Do this: Revise the records below so that each occurrence of "significance-marker" reads "significance-star", with every other character left unchanged.

Record extracts:
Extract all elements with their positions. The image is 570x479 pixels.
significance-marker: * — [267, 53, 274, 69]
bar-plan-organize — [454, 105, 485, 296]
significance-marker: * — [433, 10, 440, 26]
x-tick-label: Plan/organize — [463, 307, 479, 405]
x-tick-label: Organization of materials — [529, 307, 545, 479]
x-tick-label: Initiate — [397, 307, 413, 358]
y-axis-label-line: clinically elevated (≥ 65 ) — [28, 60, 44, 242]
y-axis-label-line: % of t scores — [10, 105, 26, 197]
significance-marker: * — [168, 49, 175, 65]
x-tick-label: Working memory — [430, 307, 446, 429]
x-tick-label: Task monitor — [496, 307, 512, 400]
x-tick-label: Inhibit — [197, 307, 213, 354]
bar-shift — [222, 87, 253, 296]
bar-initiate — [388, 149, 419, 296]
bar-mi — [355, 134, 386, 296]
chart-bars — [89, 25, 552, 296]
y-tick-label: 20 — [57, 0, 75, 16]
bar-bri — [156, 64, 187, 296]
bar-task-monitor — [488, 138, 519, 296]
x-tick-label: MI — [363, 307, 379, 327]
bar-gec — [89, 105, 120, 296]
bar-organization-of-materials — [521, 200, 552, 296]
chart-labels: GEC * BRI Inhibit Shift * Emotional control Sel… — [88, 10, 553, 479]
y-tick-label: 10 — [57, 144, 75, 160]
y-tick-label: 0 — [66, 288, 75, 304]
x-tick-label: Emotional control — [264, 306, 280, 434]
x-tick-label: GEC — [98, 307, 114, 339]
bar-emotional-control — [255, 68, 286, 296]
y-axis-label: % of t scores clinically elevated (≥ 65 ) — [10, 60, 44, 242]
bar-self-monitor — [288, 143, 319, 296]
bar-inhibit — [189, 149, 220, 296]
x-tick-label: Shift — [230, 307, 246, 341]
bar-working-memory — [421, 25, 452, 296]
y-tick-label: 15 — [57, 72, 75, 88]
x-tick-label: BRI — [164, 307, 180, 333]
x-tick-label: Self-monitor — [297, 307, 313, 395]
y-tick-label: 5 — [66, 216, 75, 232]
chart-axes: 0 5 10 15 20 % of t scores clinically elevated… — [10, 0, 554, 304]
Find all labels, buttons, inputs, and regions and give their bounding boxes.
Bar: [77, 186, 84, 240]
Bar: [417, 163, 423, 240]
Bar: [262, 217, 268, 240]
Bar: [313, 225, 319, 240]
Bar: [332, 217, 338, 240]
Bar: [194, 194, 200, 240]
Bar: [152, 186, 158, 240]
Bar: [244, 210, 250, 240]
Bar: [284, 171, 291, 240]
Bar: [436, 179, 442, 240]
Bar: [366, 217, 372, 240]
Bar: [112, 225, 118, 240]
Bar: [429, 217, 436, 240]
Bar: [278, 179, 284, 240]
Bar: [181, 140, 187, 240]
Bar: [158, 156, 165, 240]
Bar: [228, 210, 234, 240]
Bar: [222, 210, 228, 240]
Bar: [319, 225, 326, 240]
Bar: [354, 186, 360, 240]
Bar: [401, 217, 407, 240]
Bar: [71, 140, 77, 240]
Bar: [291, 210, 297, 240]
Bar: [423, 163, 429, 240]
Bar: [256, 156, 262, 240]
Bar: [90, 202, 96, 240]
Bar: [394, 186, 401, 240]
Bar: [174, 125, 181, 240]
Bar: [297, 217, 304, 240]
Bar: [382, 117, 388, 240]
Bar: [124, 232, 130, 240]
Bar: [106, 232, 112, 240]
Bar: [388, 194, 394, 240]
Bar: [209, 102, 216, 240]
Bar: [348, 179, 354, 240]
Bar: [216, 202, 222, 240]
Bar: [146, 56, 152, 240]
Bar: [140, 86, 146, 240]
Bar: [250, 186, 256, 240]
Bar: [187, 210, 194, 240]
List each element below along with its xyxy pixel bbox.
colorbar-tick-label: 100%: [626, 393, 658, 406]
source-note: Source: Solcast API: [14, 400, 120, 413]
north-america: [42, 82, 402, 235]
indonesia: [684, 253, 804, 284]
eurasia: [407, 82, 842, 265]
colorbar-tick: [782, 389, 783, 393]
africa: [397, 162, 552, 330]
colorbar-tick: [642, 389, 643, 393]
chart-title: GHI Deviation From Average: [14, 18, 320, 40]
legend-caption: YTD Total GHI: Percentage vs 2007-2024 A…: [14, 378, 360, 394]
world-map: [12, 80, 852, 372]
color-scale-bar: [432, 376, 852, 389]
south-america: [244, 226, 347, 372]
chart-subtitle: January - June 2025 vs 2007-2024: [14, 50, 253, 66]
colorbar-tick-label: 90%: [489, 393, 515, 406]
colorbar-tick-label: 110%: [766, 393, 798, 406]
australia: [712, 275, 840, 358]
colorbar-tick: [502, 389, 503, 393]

Finished exercise:
Extract all elements with their positions. The image is 570x479 pixels.
significance-star: * — [267, 53, 274, 69]
bar-plan-organize — [454, 105, 485, 296]
significance-star: * — [433, 10, 440, 26]
x-tick-label: Plan/organize — [463, 307, 479, 405]
x-tick-label: Organization of materials — [529, 307, 545, 479]
x-tick-label: Initiate — [397, 307, 413, 358]
y-axis-label-line: clinically elevated (≥ 65 ) — [28, 60, 44, 242]
y-axis-label-line: % of t scores — [10, 105, 26, 197]
significance-star: * — [168, 49, 175, 65]
x-tick-label: Working memory — [430, 307, 446, 429]
x-tick-label: Task monitor — [496, 307, 512, 400]
x-tick-label: Inhibit — [197, 307, 213, 354]
bar-shift — [222, 87, 253, 296]
bar-initiate — [388, 149, 419, 296]
bar-mi — [355, 134, 386, 296]
chart-bars — [89, 25, 552, 296]
y-tick-label: 20 — [57, 0, 75, 16]
bar-bri — [156, 64, 187, 296]
bar-task-monitor — [488, 138, 519, 296]
x-tick-label: MI — [363, 307, 379, 327]
bar-gec — [89, 105, 120, 296]
bar-organization-of-materials — [521, 200, 552, 296]
chart-labels: GEC * BRI Inhibit Shift * Emotional control Sel… — [88, 10, 553, 479]
y-tick-label: 10 — [57, 144, 75, 160]
y-tick-label: 0 — [66, 288, 75, 304]
x-tick-label: Emotional control — [264, 306, 280, 434]
x-tick-label: GEC — [98, 307, 114, 339]
bar-emotional-control — [255, 68, 286, 296]
y-axis-label: % of t scores clinically elevated (≥ 65 ) — [10, 60, 44, 242]
bar-self-monitor — [288, 143, 319, 296]
bar-inhibit — [189, 149, 220, 296]
x-tick-label: Shift — [230, 307, 246, 341]
bar-working-memory — [421, 25, 452, 296]
y-tick-label: 15 — [57, 72, 75, 88]
x-tick-label: BRI — [164, 307, 180, 333]
x-tick-label: Self-monitor — [297, 307, 313, 395]
y-tick-label: 5 — [66, 216, 75, 232]
chart-axes: 0 5 10 15 20 % of t scores clinically elevated… — [10, 0, 554, 304]
Find all labels, buttons, inputs, and regions and give their bounding boxes.
Bar: [77, 186, 84, 240]
Bar: [417, 163, 423, 240]
Bar: [262, 217, 268, 240]
Bar: [313, 225, 319, 240]
Bar: [332, 217, 338, 240]
Bar: [194, 194, 200, 240]
Bar: [152, 186, 158, 240]
Bar: [244, 210, 250, 240]
Bar: [284, 171, 291, 240]
Bar: [436, 179, 442, 240]
Bar: [366, 217, 372, 240]
Bar: [112, 225, 118, 240]
Bar: [429, 217, 436, 240]
Bar: [278, 179, 284, 240]
Bar: [181, 140, 187, 240]
Bar: [158, 156, 165, 240]
Bar: [228, 210, 234, 240]
Bar: [222, 210, 228, 240]
Bar: [319, 225, 326, 240]
Bar: [354, 186, 360, 240]
Bar: [401, 217, 407, 240]
Bar: [71, 140, 77, 240]
Bar: [291, 210, 297, 240]
Bar: [423, 163, 429, 240]
Bar: [256, 156, 262, 240]
Bar: [90, 202, 96, 240]
Bar: [394, 186, 401, 240]
Bar: [174, 125, 181, 240]
Bar: [297, 217, 304, 240]
Bar: [382, 117, 388, 240]
Bar: [124, 232, 130, 240]
Bar: [106, 232, 112, 240]
Bar: [388, 194, 394, 240]
Bar: [209, 102, 216, 240]
Bar: [348, 179, 354, 240]
Bar: [216, 202, 222, 240]
Bar: [146, 56, 152, 240]
Bar: [140, 86, 146, 240]
Bar: [250, 186, 256, 240]
Bar: [187, 210, 194, 240]
List each element below along with its xyxy pixel bbox.
colorbar-tick-label: 100%: [626, 393, 658, 406]
source-note: Source: Solcast API: [14, 400, 120, 413]
north-america: [42, 82, 402, 235]
indonesia: [684, 253, 804, 284]
eurasia: [407, 82, 842, 265]
colorbar-tick: [782, 389, 783, 393]
africa: [397, 162, 552, 330]
colorbar-tick: [642, 389, 643, 393]
chart-title: GHI Deviation From Average: [14, 18, 320, 40]
legend-caption: YTD Total GHI: Percentage vs 2007-2024 A…: [14, 378, 360, 394]
world-map: [12, 80, 852, 372]
color-scale-bar: [432, 376, 852, 389]
south-america: [244, 226, 347, 372]
chart-subtitle: January - June 2025 vs 2007-2024: [14, 50, 253, 66]
colorbar-tick-label: 90%: [489, 393, 515, 406]
colorbar-tick-label: 110%: [766, 393, 798, 406]
australia: [712, 275, 840, 358]
colorbar-tick: [502, 389, 503, 393]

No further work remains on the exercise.